◆ Exercise aim: Determine how many lines contain the string "электронного". Reply with that figure and nothing else.

◆ Provided records:
◆ ◆ ◆ ◆

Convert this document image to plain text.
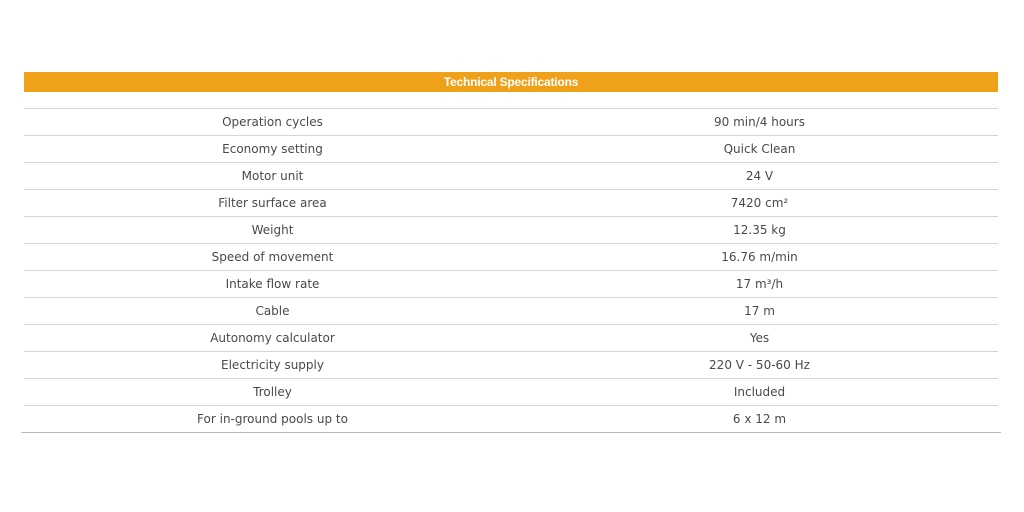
Technical Specifications
Operation cycles	90 min/4 hours
Economy setting	Quick Clean
Motor unit	24 V
Filter surface area	7420 cm²
Weight	12.35 kg
Speed of movement	16.76 m/min
Intake flow rate	17 m³/h
Cable	17 m
Autonomy calculator	Yes
Electricity supply	220 V - 50-60 Hz
Trolley	Included
For in-ground pools up to	6 x 12 m
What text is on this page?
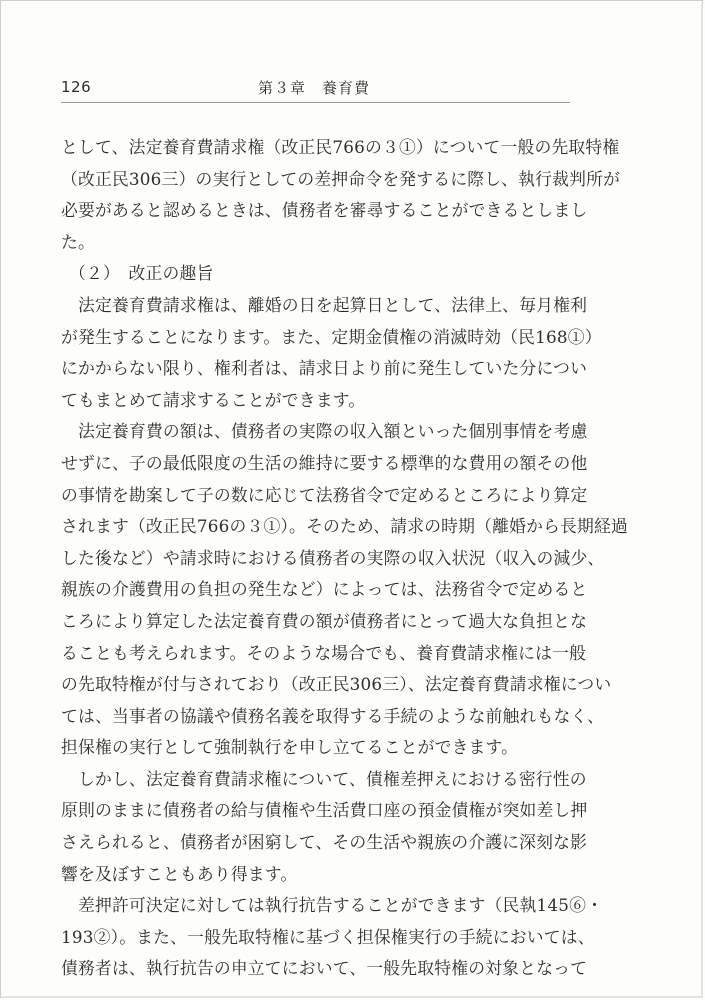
126	第３章　養育費
として、法定養育費請求権（改正民766の３①）について一般の先取特権
（改正民306三）の実行としての差押命令を発するに際し、執行裁判所が
必要があると認めるときは、債務者を審尋することができるとしまし
た。
（２）　改正の趣旨
　法定養育費請求権は、離婚の日を起算日として、法律上、毎月権利
が発生することになります。また、定期金債権の消滅時効（民168①）
にかからない限り、権利者は、請求日より前に発生していた分につい
てもまとめて請求することができます。
　法定養育費の額は、債務者の実際の収入額といった個別事情を考慮
せずに、子の最低限度の生活の維持に要する標準的な費用の額その他
の事情を勘案して子の数に応じて法務省令で定めるところにより算定
されます（改正民766の３①）。そのため、請求の時期（離婚から長期経過
した後など）や請求時における債務者の実際の収入状況（収入の減少、
親族の介護費用の負担の発生など）によっては、法務省令で定めると
ころにより算定した法定養育費の額が債務者にとって過大な負担とな
ることも考えられます。そのような場合でも、養育費請求権には一般
の先取特権が付与されており（改正民306三）、法定養育費請求権につい
ては、当事者の協議や債務名義を取得する手続のような前触れもなく、
担保権の実行として強制執行を申し立てることができます。
　しかし、法定養育費請求権について、債権差押えにおける密行性の
原則のままに債務者の給与債権や生活費口座の預金債権が突如差し押
さえられると、債務者が困窮して、その生活や親族の介護に深刻な影
響を及ぼすこともあり得ます。
　差押許可決定に対しては執行抗告することができます（民執145⑥・
193②）。また、一般先取特権に基づく担保権実行の手続においては、
債務者は、執行抗告の申立てにおいて、一般先取特権の対象となって
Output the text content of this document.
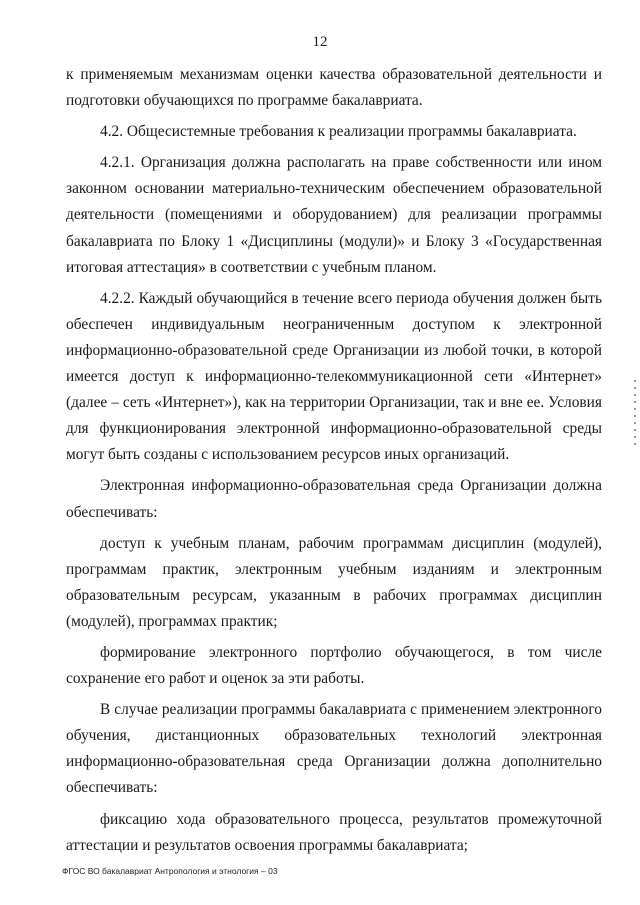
12

к применяемым механизмам оценки качества образовательной деятельности и подготовки обучающихся по программе бакалавриата.

4.2. Общесистемные требования к реализации программы бакалавриата.

4.2.1. Организация должна располагать на праве собственности или ином законном основании материально-техническим обеспечением образовательной деятельности (помещениями и оборудованием) для реализации программы бакалавриата по Блоку 1 «Дисциплины (модули)» и Блоку 3 «Государственная итоговая аттестация» в соответствии с учебным планом.

4.2.2. Каждый обучающийся в течение всего периода обучения должен быть обеспечен индивидуальным неограниченным доступом к электронной информационно-образовательной среде Организации из любой точки, в которой имеется доступ к информационно-телекоммуникационной сети «Интернет» (далее – сеть «Интернет»), как на территории Организации, так и вне ее. Условия для функционирования электронной информационно-образовательной среды могут быть созданы с использованием ресурсов иных организаций.

Электронная информационно-образовательная среда Организации должна обеспечивать:

доступ к учебным планам, рабочим программам дисциплин (модулей), программам практик, электронным учебным изданиям и электронным образовательным ресурсам, указанным в рабочих программах дисциплин (модулей), программах практик;

формирование электронного портфолио обучающегося, в том числе сохранение его работ и оценок за эти работы.

В случае реализации программы бакалавриата с применением электронного обучения, дистанционных образовательных технологий электронная информационно-образовательная среда Организации должна дополнительно обеспечивать:

фиксацию хода образовательного процесса, результатов промежуточной аттестации и результатов освоения программы бакалавриата;

ФГОС ВО бакалавриат Антропология и этнология – 03
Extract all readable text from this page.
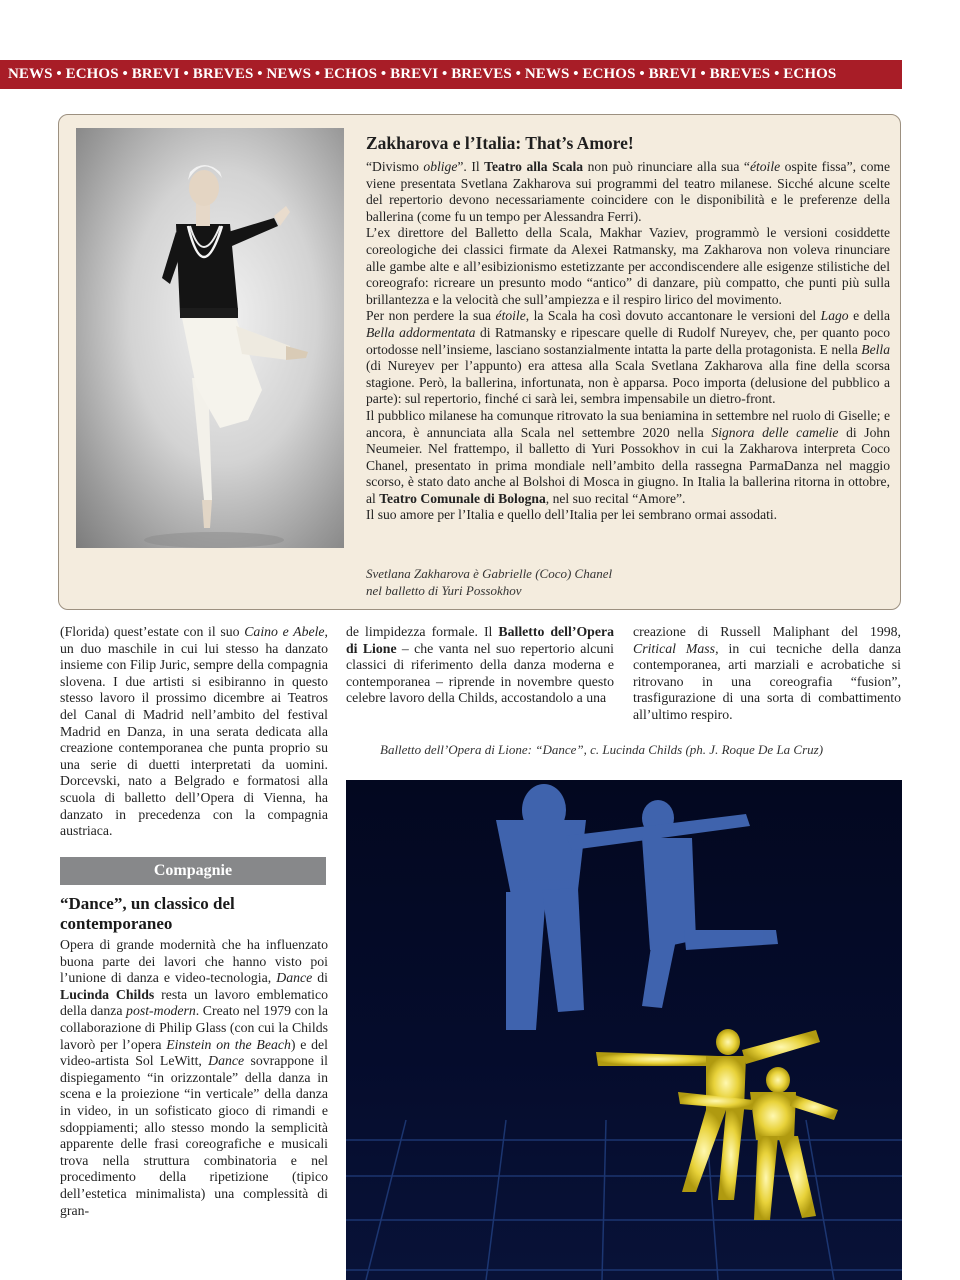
NEWS • ECHOS • BREVI • BREVES • NEWS • ECHOS • BREVI • BREVES • NEWS • ECHOS • BREVI • BREVES • ECHOS
Zakharova e l’Italia: That’s Amore!

“Divismo oblige”. Il Teatro alla Scala non può rinunciare alla sua “étoile ospite fissa”, come viene presentata Svetlana Zakharova sui programmi del teatro milanese. Sicché alcune scelte del repertorio devono necessariamente coincidere con le disponibilità e le preferenze della ballerina (come fu un tempo per Alessandra Ferri).

L’ex direttore del Balletto della Scala, Makhar Vaziev, programmò le versioni cosiddette coreologiche dei classici firmate da Alexei Ratmansky, ma Zakharova non voleva rinunciare alle gambe alte e all’esibizionismo estetizzante per accondiscendere alle esigenze stilistiche del coreografo: ricreare un presunto modo “antico” di danzare, più compatto, che punti più sulla brillantezza e la velocità che sull’ampiezza e il respiro lirico del movimento.

Per non perdere la sua étoile, la Scala ha così dovuto accantonare le versioni del Lago e della Bella addormentata di Ratmansky e ripescare quelle di Rudolf Nureyev, che, per quanto poco ortodosse nell’insieme, lasciano sostanzialmente intatta la parte della protagonista. E nella Bella (di Nureyev per l’appunto) era attesa alla Scala Svetlana Zakharova alla fine della scorsa stagione. Però, la ballerina, infortunata, non è apparsa. Poco importa (delusione del pubblico a parte): sul repertorio, finché ci sarà lei, sembra impensabile un dietro-front.

Il pubblico milanese ha comunque ritrovato la sua beniamina in settembre nel ruolo di Giselle; e ancora, è annunciata alla Scala nel settembre 2020 nella Signora delle camelie di John Neumeier. Nel frattempo, il balletto di Yuri Possokhov in cui la Zakharova interpreta Coco Chanel, presentato in prima mondiale nell’ambito della rassegna ParmaDanza nel maggio scorso, è stato dato anche al Bolshoi di Mosca in giugno. In Italia la ballerina ritorna in ottobre, al Teatro Comunale di Bologna, nel suo recital “Amore”.

Il suo amore per l’Italia e quello dell’Italia per lei sembrano ormai assodati.

Svetlana Zakharova è Gabrielle (Coco) Chanel
nel balletto di Yuri Possokhov

(Florida) quest’estate con il suo Caino e Abele, un duo maschile in cui lui stesso ha danzato insieme con Filip Juric, sempre della compagnia slovena. I due artisti si esibiranno in questo stesso lavoro il prossimo dicembre ai Teatros del Canal di Madrid nell’ambito del festival Madrid en Danza, in una serata dedicata alla creazione contemporanea che punta proprio su una serie di duetti interpretati da uomini. Dorcevski, nato a Belgrado e formatosi alla scuola di balletto dell’Opera di Vienna, ha danzato in precedenza con la compagnia austriaca.

Compagnie
“Dance”, un classico del contemporaneo

Opera di grande modernità che ha influenzato buona parte dei lavori che hanno visto poi l’unione di danza e video-tecnologia, Dance di Lucinda Childs resta un lavoro emblematico della danza post-modern. Creato nel 1979 con la collaborazione di Philip Glass (con cui la Childs lavorò per l’opera Einstein on the Beach) e del video-artista Sol LeWitt, Dance sovrappone il dispiegamento “in orizzontale” della danza in scena e la proiezione “in verticale” della danza in video, in un sofisticato gioco di rimandi e sdoppiamenti; allo stesso mondo la semplicità apparente delle frasi coreografiche e musicali trova nella struttura combinatoria e nel procedimento della ripetizione (tipico dell’estetica minimalista) una complessità di gran-

de limpidezza formale. Il Balletto dell’Opera di Lione – che vanta nel suo repertorio alcuni classici di riferimento della danza moderna e contemporanea – riprende in novembre questo celebre lavoro della Childs, accostandolo a una

creazione di Russell Maliphant del 1998, Critical Mass, in cui tecniche della danza contemporanea, arti marziali e acrobatiche si ritrovano in una coreografia “fusion”, trasfigurazione di una sorta di combattimento all’ultimo respiro.

Balletto dell’Opera di Lione: “Dance”, c. Lucinda Childs (ph. J. Roque De La Cruz)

◆ ◆ ◆ ◆

◆ Exercise answer: 2